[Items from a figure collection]
►
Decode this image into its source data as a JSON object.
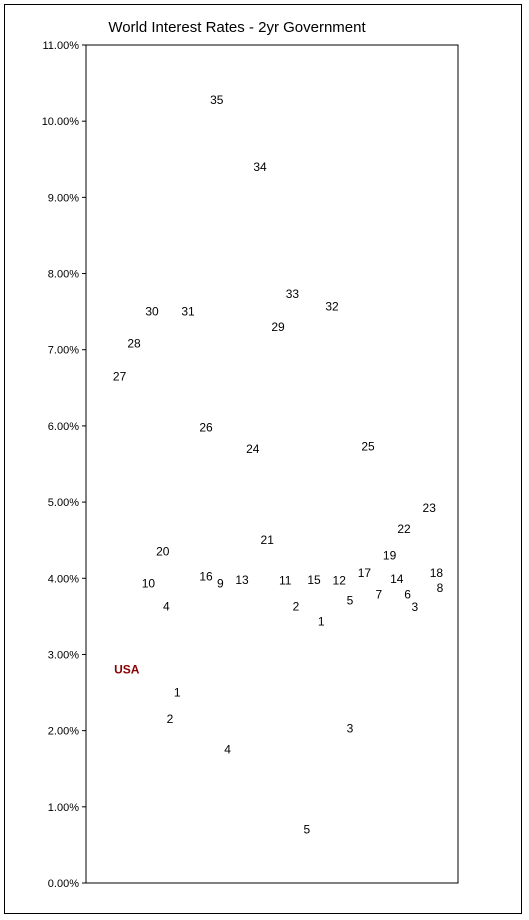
{
  "chart_data": {
    "type": "scatter",
    "title": "World Interest Rates - 2yr Government",
    "xlabel": "",
    "ylabel": "",
    "ylim": [
      0,
      11
    ],
    "y_ticks": [
      "0.00%",
      "1.00%",
      "2.00%",
      "3.00%",
      "4.00%",
      "5.00%",
      "6.00%",
      "7.00%",
      "8.00%",
      "9.00%",
      "10.00%",
      "11.00%"
    ],
    "grid": false,
    "legend": "none",
    "highlight_color": "#8b0000",
    "points": [
      {
        "label": "USA",
        "x": 0.8,
        "y": 2.8,
        "highlight": true
      },
      {
        "label": "1",
        "x": 2.2,
        "y": 2.5
      },
      {
        "label": "2",
        "x": 2.0,
        "y": 2.15
      },
      {
        "label": "4",
        "x": 3.6,
        "y": 1.75
      },
      {
        "label": "5",
        "x": 5.8,
        "y": 0.7
      },
      {
        "label": "3",
        "x": 7.0,
        "y": 2.03
      },
      {
        "label": "10",
        "x": 1.4,
        "y": 3.93
      },
      {
        "label": "20",
        "x": 1.8,
        "y": 4.35
      },
      {
        "label": "4",
        "x": 1.9,
        "y": 3.63
      },
      {
        "label": "16",
        "x": 3.0,
        "y": 4.02
      },
      {
        "label": "9",
        "x": 3.4,
        "y": 3.93
      },
      {
        "label": "13",
        "x": 4.0,
        "y": 3.98
      },
      {
        "label": "21",
        "x": 4.7,
        "y": 4.5
      },
      {
        "label": "11",
        "x": 5.2,
        "y": 3.97
      },
      {
        "label": "2",
        "x": 5.5,
        "y": 3.63
      },
      {
        "label": "15",
        "x": 6.0,
        "y": 3.98
      },
      {
        "label": "1",
        "x": 6.2,
        "y": 3.43
      },
      {
        "label": "12",
        "x": 6.7,
        "y": 3.97
      },
      {
        "label": "5",
        "x": 7.0,
        "y": 3.71
      },
      {
        "label": "17",
        "x": 7.4,
        "y": 4.07
      },
      {
        "label": "7",
        "x": 7.8,
        "y": 3.79
      },
      {
        "label": "19",
        "x": 8.1,
        "y": 4.3
      },
      {
        "label": "14",
        "x": 8.3,
        "y": 3.99
      },
      {
        "label": "22",
        "x": 8.5,
        "y": 4.65
      },
      {
        "label": "6",
        "x": 8.6,
        "y": 3.79
      },
      {
        "label": "3",
        "x": 8.8,
        "y": 3.62
      },
      {
        "label": "23",
        "x": 9.2,
        "y": 4.92
      },
      {
        "label": "18",
        "x": 9.4,
        "y": 4.07
      },
      {
        "label": "8",
        "x": 9.5,
        "y": 3.87
      },
      {
        "label": "27",
        "x": 0.6,
        "y": 6.65
      },
      {
        "label": "28",
        "x": 1.0,
        "y": 7.08
      },
      {
        "label": "30",
        "x": 1.5,
        "y": 7.5
      },
      {
        "label": "31",
        "x": 2.5,
        "y": 7.5
      },
      {
        "label": "26",
        "x": 3.0,
        "y": 5.98
      },
      {
        "label": "24",
        "x": 4.3,
        "y": 5.7
      },
      {
        "label": "29",
        "x": 5.0,
        "y": 7.3
      },
      {
        "label": "33",
        "x": 5.4,
        "y": 7.73
      },
      {
        "label": "32",
        "x": 6.5,
        "y": 7.57
      },
      {
        "label": "25",
        "x": 7.5,
        "y": 5.73
      },
      {
        "label": "35",
        "x": 3.3,
        "y": 10.28
      },
      {
        "label": "34",
        "x": 4.5,
        "y": 9.4
      }
    ]
  }
}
◄
→ **Written task**
The listing above must be printed again exactly, minus its pictures.

→ **Completed task**
Decode this image into its source data as a JSON object.
{
  "chart_data": {
    "type": "scatter",
    "title": "World Interest Rates - 2yr Government",
    "xlabel": "",
    "ylabel": "",
    "ylim": [
      0,
      11
    ],
    "y_ticks": [
      "0.00%",
      "1.00%",
      "2.00%",
      "3.00%",
      "4.00%",
      "5.00%",
      "6.00%",
      "7.00%",
      "8.00%",
      "9.00%",
      "10.00%",
      "11.00%"
    ],
    "grid": false,
    "legend": "none",
    "highlight_color": "#8b0000",
    "points": [
      {
        "label": "USA",
        "x": 0.8,
        "y": 2.8,
        "highlight": true
      },
      {
        "label": "1",
        "x": 2.2,
        "y": 2.5
      },
      {
        "label": "2",
        "x": 2.0,
        "y": 2.15
      },
      {
        "label": "4",
        "x": 3.6,
        "y": 1.75
      },
      {
        "label": "5",
        "x": 5.8,
        "y": 0.7
      },
      {
        "label": "3",
        "x": 7.0,
        "y": 2.03
      },
      {
        "label": "10",
        "x": 1.4,
        "y": 3.93
      },
      {
        "label": "20",
        "x": 1.8,
        "y": 4.35
      },
      {
        "label": "4",
        "x": 1.9,
        "y": 3.63
      },
      {
        "label": "16",
        "x": 3.0,
        "y": 4.02
      },
      {
        "label": "9",
        "x": 3.4,
        "y": 3.93
      },
      {
        "label": "13",
        "x": 4.0,
        "y": 3.98
      },
      {
        "label": "21",
        "x": 4.7,
        "y": 4.5
      },
      {
        "label": "11",
        "x": 5.2,
        "y": 3.97
      },
      {
        "label": "2",
        "x": 5.5,
        "y": 3.63
      },
      {
        "label": "15",
        "x": 6.0,
        "y": 3.98
      },
      {
        "label": "1",
        "x": 6.2,
        "y": 3.43
      },
      {
        "label": "12",
        "x": 6.7,
        "y": 3.97
      },
      {
        "label": "5",
        "x": 7.0,
        "y": 3.71
      },
      {
        "label": "17",
        "x": 7.4,
        "y": 4.07
      },
      {
        "label": "7",
        "x": 7.8,
        "y": 3.79
      },
      {
        "label": "19",
        "x": 8.1,
        "y": 4.3
      },
      {
        "label": "14",
        "x": 8.3,
        "y": 3.99
      },
      {
        "label": "22",
        "x": 8.5,
        "y": 4.65
      },
      {
        "label": "6",
        "x": 8.6,
        "y": 3.79
      },
      {
        "label": "3",
        "x": 8.8,
        "y": 3.62
      },
      {
        "label": "23",
        "x": 9.2,
        "y": 4.92
      },
      {
        "label": "18",
        "x": 9.4,
        "y": 4.07
      },
      {
        "label": "8",
        "x": 9.5,
        "y": 3.87
      },
      {
        "label": "27",
        "x": 0.6,
        "y": 6.65
      },
      {
        "label": "28",
        "x": 1.0,
        "y": 7.08
      },
      {
        "label": "30",
        "x": 1.5,
        "y": 7.5
      },
      {
        "label": "31",
        "x": 2.5,
        "y": 7.5
      },
      {
        "label": "26",
        "x": 3.0,
        "y": 5.98
      },
      {
        "label": "24",
        "x": 4.3,
        "y": 5.7
      },
      {
        "label": "29",
        "x": 5.0,
        "y": 7.3
      },
      {
        "label": "33",
        "x": 5.4,
        "y": 7.73
      },
      {
        "label": "32",
        "x": 6.5,
        "y": 7.57
      },
      {
        "label": "25",
        "x": 7.5,
        "y": 5.73
      },
      {
        "label": "35",
        "x": 3.3,
        "y": 10.28
      },
      {
        "label": "34",
        "x": 4.5,
        "y": 9.4
      }
    ]
  }
}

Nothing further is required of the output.